[Objective] Which lines have the string "JSON"? Copy all of them from the entries below.

[Material to process]

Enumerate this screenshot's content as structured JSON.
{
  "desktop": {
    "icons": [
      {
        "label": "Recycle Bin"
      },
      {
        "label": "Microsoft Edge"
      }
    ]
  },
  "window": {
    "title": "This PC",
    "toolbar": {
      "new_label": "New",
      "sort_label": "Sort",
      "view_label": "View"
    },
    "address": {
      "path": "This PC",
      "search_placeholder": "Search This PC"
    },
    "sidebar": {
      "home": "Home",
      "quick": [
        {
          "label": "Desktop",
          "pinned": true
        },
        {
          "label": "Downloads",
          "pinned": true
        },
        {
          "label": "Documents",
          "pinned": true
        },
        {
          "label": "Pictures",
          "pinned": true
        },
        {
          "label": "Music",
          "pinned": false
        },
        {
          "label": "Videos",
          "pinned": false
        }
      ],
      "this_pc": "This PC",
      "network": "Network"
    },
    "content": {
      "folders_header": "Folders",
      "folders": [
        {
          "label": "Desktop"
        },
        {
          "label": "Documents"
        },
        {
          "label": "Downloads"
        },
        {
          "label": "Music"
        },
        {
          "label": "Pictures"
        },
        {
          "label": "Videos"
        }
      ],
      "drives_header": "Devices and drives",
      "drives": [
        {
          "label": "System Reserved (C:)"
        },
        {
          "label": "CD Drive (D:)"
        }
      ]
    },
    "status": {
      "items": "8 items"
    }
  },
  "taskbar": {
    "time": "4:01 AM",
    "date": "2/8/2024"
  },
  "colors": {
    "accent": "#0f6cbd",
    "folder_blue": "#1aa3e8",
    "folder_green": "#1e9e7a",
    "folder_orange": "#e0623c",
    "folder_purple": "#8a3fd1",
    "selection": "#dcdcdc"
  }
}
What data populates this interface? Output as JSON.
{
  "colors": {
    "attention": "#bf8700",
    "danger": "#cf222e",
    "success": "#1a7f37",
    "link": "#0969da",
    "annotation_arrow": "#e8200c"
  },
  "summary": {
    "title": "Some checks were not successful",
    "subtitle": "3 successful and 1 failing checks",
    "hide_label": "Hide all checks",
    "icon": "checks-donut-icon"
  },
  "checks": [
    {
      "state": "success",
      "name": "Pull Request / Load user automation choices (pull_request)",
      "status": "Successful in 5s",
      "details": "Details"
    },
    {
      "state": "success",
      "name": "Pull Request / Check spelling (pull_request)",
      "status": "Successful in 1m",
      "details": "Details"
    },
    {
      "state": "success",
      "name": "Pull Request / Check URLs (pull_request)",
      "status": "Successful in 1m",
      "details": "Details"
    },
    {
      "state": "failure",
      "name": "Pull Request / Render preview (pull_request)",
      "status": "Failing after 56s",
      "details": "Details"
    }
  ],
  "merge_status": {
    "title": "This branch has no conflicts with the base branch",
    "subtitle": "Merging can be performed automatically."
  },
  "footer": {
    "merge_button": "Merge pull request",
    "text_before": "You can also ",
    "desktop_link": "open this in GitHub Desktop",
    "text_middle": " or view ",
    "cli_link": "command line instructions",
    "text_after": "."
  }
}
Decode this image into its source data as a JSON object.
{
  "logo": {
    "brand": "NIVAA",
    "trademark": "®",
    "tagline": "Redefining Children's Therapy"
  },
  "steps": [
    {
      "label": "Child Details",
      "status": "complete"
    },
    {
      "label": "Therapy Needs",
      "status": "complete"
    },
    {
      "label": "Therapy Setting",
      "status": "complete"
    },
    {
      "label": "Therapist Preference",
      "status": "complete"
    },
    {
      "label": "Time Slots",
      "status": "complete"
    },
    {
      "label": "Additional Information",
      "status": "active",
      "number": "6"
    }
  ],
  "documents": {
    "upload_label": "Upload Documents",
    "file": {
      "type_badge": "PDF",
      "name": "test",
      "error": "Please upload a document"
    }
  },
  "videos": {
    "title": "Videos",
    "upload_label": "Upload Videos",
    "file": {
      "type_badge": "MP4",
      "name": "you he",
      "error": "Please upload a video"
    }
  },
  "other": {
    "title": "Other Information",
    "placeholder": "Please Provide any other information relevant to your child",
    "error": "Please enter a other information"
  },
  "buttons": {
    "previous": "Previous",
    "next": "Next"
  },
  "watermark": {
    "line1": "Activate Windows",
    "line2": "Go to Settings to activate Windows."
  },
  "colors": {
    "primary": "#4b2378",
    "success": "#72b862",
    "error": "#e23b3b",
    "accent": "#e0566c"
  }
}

[Exercise result]
Enumerate this screenshot's content as structured JSON.
What data populates this interface? Output as JSON.
Decode this image into its source data as a JSON object.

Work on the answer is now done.